▸ Exercise objective
Edit everything from the entry containing "Patent image size: (709, 790)." down to the entry containing "The side surfaces 28 is at (430, 478)." by replacing "side view" with "profile view", leaving all else unchanged, and give back only those entries.

▸ Given data
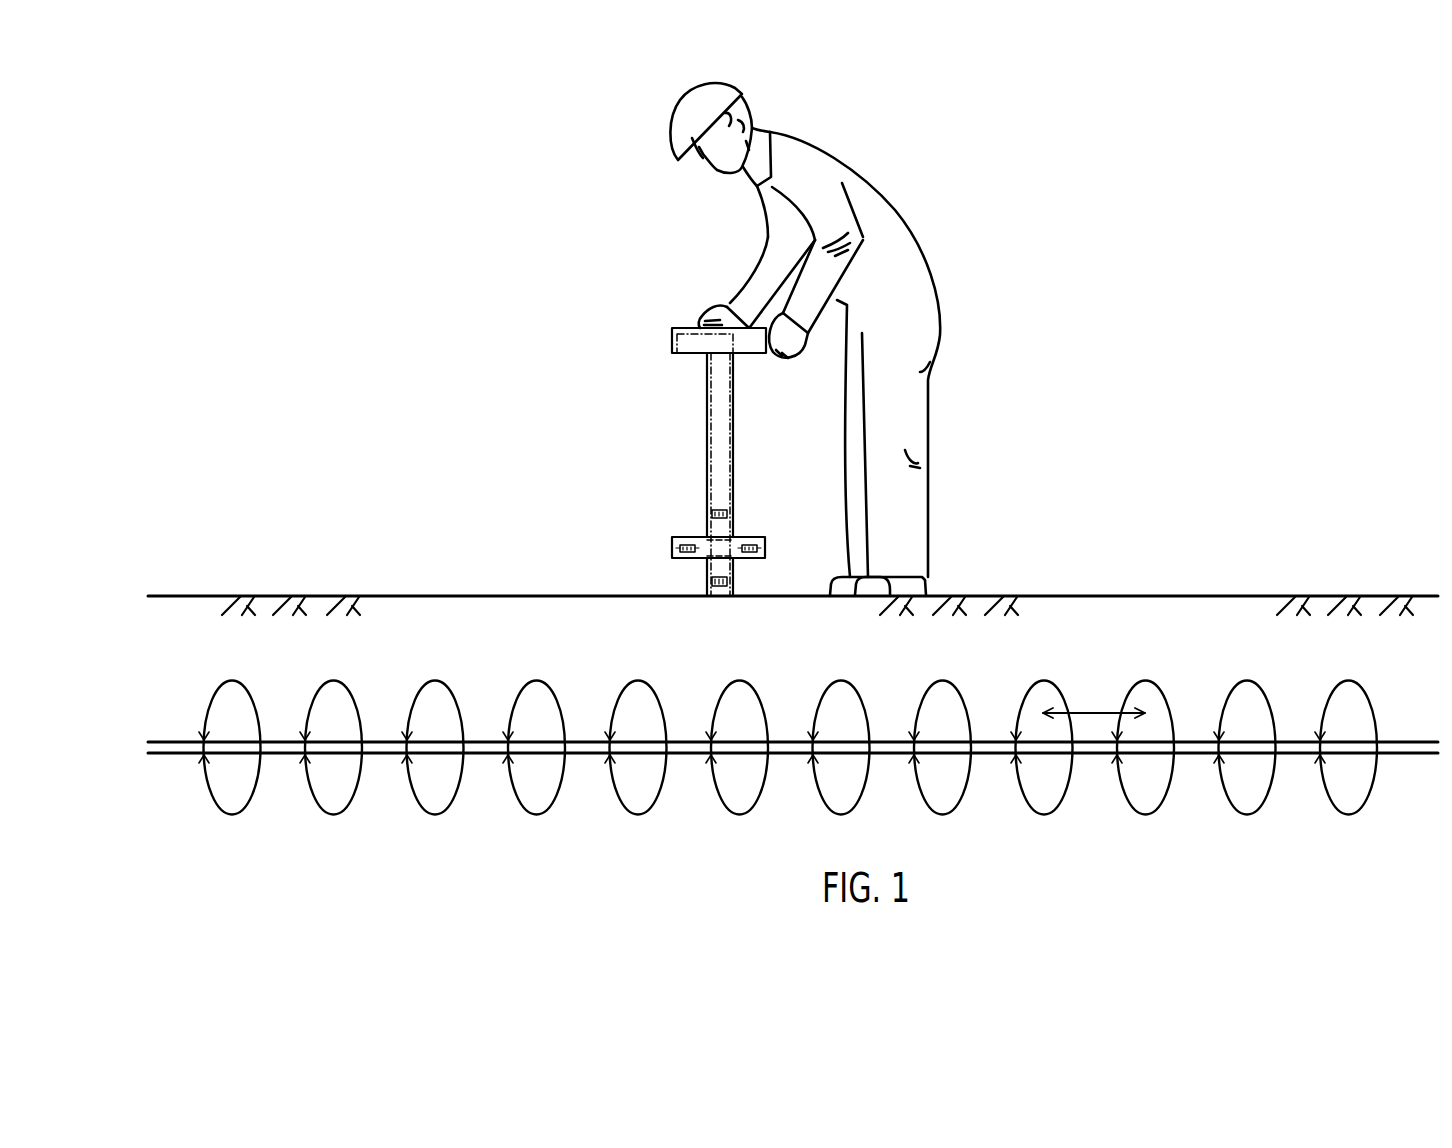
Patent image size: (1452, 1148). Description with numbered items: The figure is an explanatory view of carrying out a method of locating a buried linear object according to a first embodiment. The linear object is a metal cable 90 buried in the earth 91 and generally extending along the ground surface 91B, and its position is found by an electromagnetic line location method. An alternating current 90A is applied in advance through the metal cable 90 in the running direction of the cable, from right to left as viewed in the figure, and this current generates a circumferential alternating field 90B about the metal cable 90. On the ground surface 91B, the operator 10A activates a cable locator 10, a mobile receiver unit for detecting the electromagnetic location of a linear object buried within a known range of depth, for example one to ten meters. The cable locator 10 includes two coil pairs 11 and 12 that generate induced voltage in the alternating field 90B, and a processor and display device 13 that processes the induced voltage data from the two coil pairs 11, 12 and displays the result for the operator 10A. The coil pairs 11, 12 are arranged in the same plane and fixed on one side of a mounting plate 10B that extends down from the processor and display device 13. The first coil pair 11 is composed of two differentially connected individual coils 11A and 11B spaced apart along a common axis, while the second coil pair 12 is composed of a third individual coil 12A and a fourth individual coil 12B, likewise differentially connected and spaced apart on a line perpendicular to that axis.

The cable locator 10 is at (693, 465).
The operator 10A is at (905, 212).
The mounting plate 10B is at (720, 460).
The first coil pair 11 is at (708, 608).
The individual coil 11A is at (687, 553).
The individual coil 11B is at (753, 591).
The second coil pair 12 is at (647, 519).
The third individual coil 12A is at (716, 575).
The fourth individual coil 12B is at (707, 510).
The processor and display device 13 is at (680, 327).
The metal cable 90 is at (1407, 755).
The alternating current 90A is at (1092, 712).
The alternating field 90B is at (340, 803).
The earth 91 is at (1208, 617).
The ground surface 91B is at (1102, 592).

--

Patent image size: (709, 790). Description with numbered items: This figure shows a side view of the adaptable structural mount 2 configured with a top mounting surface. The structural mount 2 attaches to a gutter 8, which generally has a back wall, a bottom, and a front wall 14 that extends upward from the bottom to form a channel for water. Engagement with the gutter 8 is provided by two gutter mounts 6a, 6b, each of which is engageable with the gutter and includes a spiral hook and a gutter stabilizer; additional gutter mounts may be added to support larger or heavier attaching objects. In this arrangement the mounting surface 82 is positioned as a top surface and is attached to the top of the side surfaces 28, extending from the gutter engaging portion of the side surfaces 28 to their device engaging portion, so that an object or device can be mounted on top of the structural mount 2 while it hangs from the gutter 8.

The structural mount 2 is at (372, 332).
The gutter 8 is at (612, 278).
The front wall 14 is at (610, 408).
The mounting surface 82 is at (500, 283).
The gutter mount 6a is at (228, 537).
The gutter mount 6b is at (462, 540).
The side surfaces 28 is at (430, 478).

▸ Answer to the problem
Patent image size: (709, 790). Description with numbered items: This figure shows a profile view of the adaptable structural mount 2 configured with a top mounting surface. The structural mount 2 attaches to a gutter 8, which generally has a back wall, a bottom, and a front wall 14 that extends upward from the bottom to form a channel for water. Engagement with the gutter 8 is provided by two gutter mounts 6a, 6b, each of which is engageable with the gutter and includes a spiral hook and a gutter stabilizer; additional gutter mounts may be added to support larger or heavier attaching objects. In this arrangement the mounting surface 82 is positioned as a top surface and is attached to the top of the side surfaces 28, extending from the gutter engaging portion of the side surfaces 28 to their device engaging portion, so that an object or device can be mounted on top of the structural mount 2 while it hangs from the gutter 8.

The structural mount 2 is at (372, 332).
The gutter 8 is at (612, 278).
The front wall 14 is at (610, 408).
The mounting surface 82 is at (500, 283).
The gutter mount 6a is at (228, 537).
The gutter mount 6b is at (462, 540).
The side surfaces 28 is at (430, 478).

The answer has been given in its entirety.